● Job
Filter the entries below, keeping only lines with the word "KAYLA".

● Dataset excerpts
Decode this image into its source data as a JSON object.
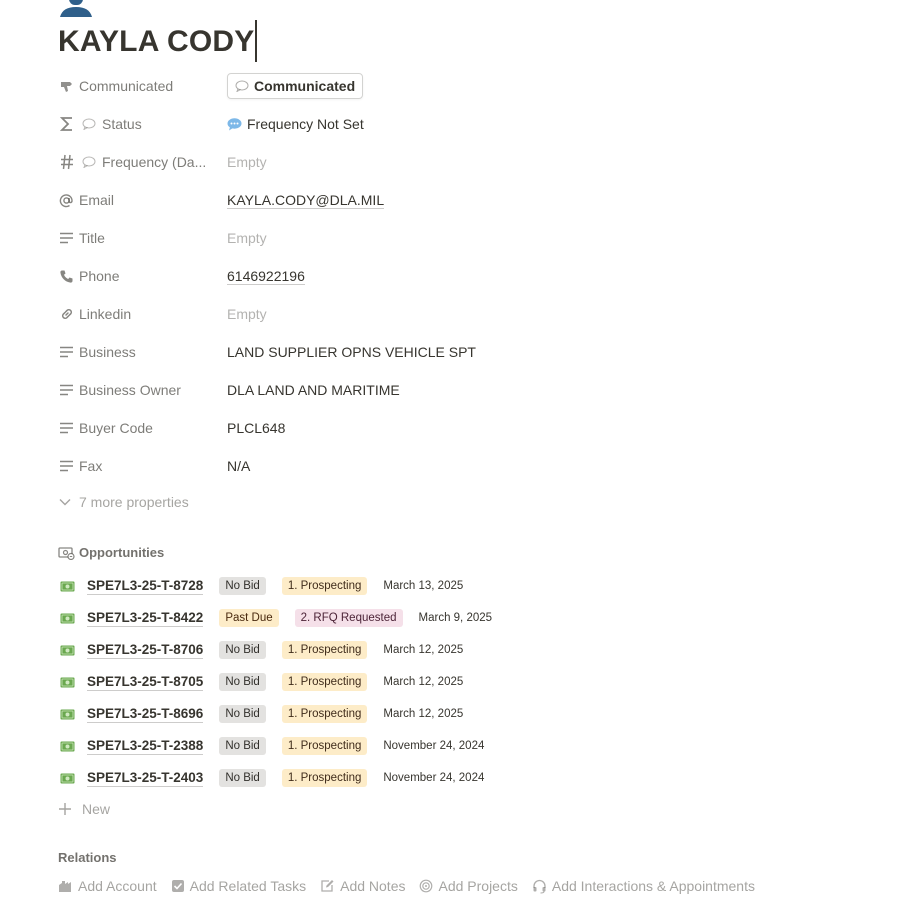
{
  "page": {
    "title": "KAYLA CODY"
  },
  "properties": [
    {
      "label": "Communicated",
      "value": "Communicated",
      "icon": "hand-pointer-icon",
      "type": "button"
    },
    {
      "label": "Status",
      "value": "Frequency Not Set",
      "icon": "formula-sigma-icon",
      "type": "status"
    },
    {
      "label": "Frequency (Da...",
      "value": "Empty",
      "icon": "number-hash-icon",
      "type": "empty"
    },
    {
      "label": "Email",
      "value": "KAYLA.CODY@DLA.MIL",
      "icon": "at-sign-icon",
      "type": "link"
    },
    {
      "label": "Title",
      "value": "Empty",
      "icon": "text-lines-icon",
      "type": "empty"
    },
    {
      "label": "Phone",
      "value": "6146922196",
      "icon": "phone-icon",
      "type": "link"
    },
    {
      "label": "Linkedin",
      "value": "Empty",
      "icon": "link-chain-icon",
      "type": "empty"
    },
    {
      "label": "Business",
      "value": "LAND SUPPLIER OPNS VEHICLE SPT",
      "icon": "text-lines-icon",
      "type": "text"
    },
    {
      "label": "Business Owner",
      "value": "DLA LAND AND MARITIME",
      "icon": "text-lines-icon",
      "type": "text"
    },
    {
      "label": "Buyer Code",
      "value": "PLCL648",
      "icon": "text-lines-icon",
      "type": "text"
    },
    {
      "label": "Fax",
      "value": "N/A",
      "icon": "text-lines-icon",
      "type": "text"
    }
  ],
  "more_properties": "7 more properties",
  "opportunities": {
    "heading": "Opportunities",
    "rows": [
      {
        "name": "SPE7L3-25-T-8728",
        "bid": "No Bid",
        "stage": "1. Prospecting",
        "date": "March 13, 2025"
      },
      {
        "name": "SPE7L3-25-T-8422",
        "bid": "Past Due",
        "stage": "2. RFQ Requested",
        "date": "March 9, 2025"
      },
      {
        "name": "SPE7L3-25-T-8706",
        "bid": "No Bid",
        "stage": "1. Prospecting",
        "date": "March 12, 2025"
      },
      {
        "name": "SPE7L3-25-T-8705",
        "bid": "No Bid",
        "stage": "1. Prospecting",
        "date": "March 12, 2025"
      },
      {
        "name": "SPE7L3-25-T-8696",
        "bid": "No Bid",
        "stage": "1. Prospecting",
        "date": "March 12, 2025"
      },
      {
        "name": "SPE7L3-25-T-2388",
        "bid": "No Bid",
        "stage": "1. Prospecting",
        "date": "November 24, 2024"
      },
      {
        "name": "SPE7L3-25-T-2403",
        "bid": "No Bid",
        "stage": "1. Prospecting",
        "date": "November 24, 2024"
      }
    ],
    "new_label": "New"
  },
  "relations": {
    "heading": "Relations",
    "items": [
      {
        "label": "Add Account",
        "icon": "building-icon"
      },
      {
        "label": "Add Related Tasks",
        "icon": "checkbox-icon"
      },
      {
        "label": "Add Notes",
        "icon": "edit-note-icon"
      },
      {
        "label": "Add Projects",
        "icon": "target-icon"
      },
      {
        "label": "Add Interactions & Appointments",
        "icon": "headset-icon"
      }
    ]
  },
  "colors": {
    "text": "#37352f",
    "tag_gray": "#e3e2e0",
    "tag_yellow": "#fdecc8",
    "tag_pink": "#f5e0e9",
    "money_green": "#6aa84f",
    "avatar_blue": "#2f5f8a"
  }
}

● Task solution
    "title": "KAYLA CODY"
      "value": "KAYLA.CODY@DLA.MIL",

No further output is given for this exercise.